● **Tarea**
Transcribe todas las líneas del material tal cual aparecen, sin omitir ni modificar ninguna.

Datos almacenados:

━━━━━━

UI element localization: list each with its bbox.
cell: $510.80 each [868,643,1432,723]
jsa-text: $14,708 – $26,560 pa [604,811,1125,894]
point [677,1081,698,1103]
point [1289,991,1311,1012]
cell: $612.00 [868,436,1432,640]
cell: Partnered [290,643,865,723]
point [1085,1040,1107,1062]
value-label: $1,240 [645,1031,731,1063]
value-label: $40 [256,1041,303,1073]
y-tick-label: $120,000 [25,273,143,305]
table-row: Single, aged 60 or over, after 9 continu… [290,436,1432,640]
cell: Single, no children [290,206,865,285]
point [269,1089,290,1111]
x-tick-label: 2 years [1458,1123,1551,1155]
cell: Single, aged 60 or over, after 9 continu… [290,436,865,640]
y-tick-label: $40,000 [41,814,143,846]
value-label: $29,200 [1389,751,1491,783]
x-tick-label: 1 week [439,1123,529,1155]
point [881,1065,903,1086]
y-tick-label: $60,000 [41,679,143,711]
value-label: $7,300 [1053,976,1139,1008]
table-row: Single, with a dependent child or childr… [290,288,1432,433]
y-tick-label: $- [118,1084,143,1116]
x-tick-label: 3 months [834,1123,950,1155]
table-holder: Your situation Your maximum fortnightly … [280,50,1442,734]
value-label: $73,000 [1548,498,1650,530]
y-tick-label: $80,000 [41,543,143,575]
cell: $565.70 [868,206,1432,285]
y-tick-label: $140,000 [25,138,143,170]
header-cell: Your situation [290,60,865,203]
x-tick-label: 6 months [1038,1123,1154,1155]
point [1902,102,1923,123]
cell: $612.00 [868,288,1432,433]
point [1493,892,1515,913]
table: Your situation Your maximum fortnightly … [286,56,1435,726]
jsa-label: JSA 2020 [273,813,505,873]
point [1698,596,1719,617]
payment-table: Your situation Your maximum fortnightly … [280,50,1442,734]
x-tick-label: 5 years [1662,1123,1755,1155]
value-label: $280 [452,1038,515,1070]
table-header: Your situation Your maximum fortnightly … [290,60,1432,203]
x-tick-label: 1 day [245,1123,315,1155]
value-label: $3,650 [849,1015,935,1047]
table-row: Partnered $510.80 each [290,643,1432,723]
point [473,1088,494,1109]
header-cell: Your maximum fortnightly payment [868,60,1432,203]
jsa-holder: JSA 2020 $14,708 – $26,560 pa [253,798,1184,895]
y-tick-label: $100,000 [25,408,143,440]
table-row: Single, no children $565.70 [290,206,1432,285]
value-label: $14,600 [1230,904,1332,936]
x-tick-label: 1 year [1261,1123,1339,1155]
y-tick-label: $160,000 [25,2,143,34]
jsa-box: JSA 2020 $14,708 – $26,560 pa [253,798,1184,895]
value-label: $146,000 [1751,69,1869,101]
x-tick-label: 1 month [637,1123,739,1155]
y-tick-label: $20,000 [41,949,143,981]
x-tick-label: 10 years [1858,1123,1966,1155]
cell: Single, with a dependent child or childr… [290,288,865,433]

━━━━━━

● **Solución**
UI element localization: list each with its bbox.
cell: $510.80 each [868,643,1432,723]
jsa-text: $14,708 – $26,560 pa [604,811,1125,894]
point [677,1081,698,1103]
point [1289,991,1311,1012]
cell: $612.00 [868,436,1432,640]
cell: Partnered [290,643,865,723]
point [1085,1040,1107,1062]
value-label: $1,240 [645,1031,731,1063]
value-label: $40 [256,1041,303,1073]
y-tick-label: $120,000 [25,273,143,305]
table-row: Single, aged 60 or over, after 9 continu… [290,436,1432,640]
cell: Single, no children [290,206,865,285]
point [269,1089,290,1111]
x-tick-label: 2 years [1458,1123,1551,1155]
cell: Single, aged 60 or over, after 9 continu… [290,436,865,640]
y-tick-label: $40,000 [41,814,143,846]
value-label: $29,200 [1389,751,1491,783]
x-tick-label: 1 week [439,1123,529,1155]
point [881,1065,903,1086]
y-tick-label: $60,000 [41,679,143,711]
value-label: $7,300 [1053,976,1139,1008]
table-row: Single, with a dependent child or childr… [290,288,1432,433]
y-tick-label: $- [118,1084,143,1116]
x-tick-label: 3 months [834,1123,950,1155]
table-holder: Your situation Your maximum fortnightly … [280,50,1442,734]
value-label: $73,000 [1548,498,1650,530]
y-tick-label: $80,000 [41,543,143,575]
cell: $565.70 [868,206,1432,285]
y-tick-label: $140,000 [25,138,143,170]
header-cell: Your situation [290,60,865,203]
x-tick-label: 6 months [1038,1123,1154,1155]
point [1902,102,1923,123]
cell: $612.00 [868,288,1432,433]
point [1493,892,1515,913]
table: Your situation Your maximum fortnightly … [286,56,1435,726]
jsa-label: JSA 2020 [273,813,505,873]
point [1698,596,1719,617]
payment-table: Your situation Your maximum fortnightly … [280,50,1442,734]
x-tick-label: 5 years [1662,1123,1755,1155]
value-label: $280 [452,1038,515,1070]
table-header: Your situation Your maximum fortnightly … [290,60,1432,203]
x-tick-label: 1 day [245,1123,315,1155]
value-label: $3,650 [849,1015,935,1047]
table-row: Partnered $510.80 each [290,643,1432,723]
point [473,1088,494,1109]
header-cell: Your maximum fortnightly payment [868,60,1432,203]
jsa-holder: JSA 2020 $14,708 – $26,560 pa [253,798,1184,895]
y-tick-label: $100,000 [25,408,143,440]
table-row: Single, no children $565.70 [290,206,1432,285]
value-label: $14,600 [1230,904,1332,936]
x-tick-label: 1 year [1261,1123,1339,1155]
y-tick-label: $160,000 [25,2,143,34]
jsa-box: JSA 2020 $14,708 – $26,560 pa [253,798,1184,895]
value-label: $146,000 [1751,69,1869,101]
x-tick-label: 1 month [637,1123,739,1155]
y-tick-label: $20,000 [41,949,143,981]
x-tick-label: 10 years [1858,1123,1966,1155]
cell: Single, with a dependent child or childr… [290,288,865,433]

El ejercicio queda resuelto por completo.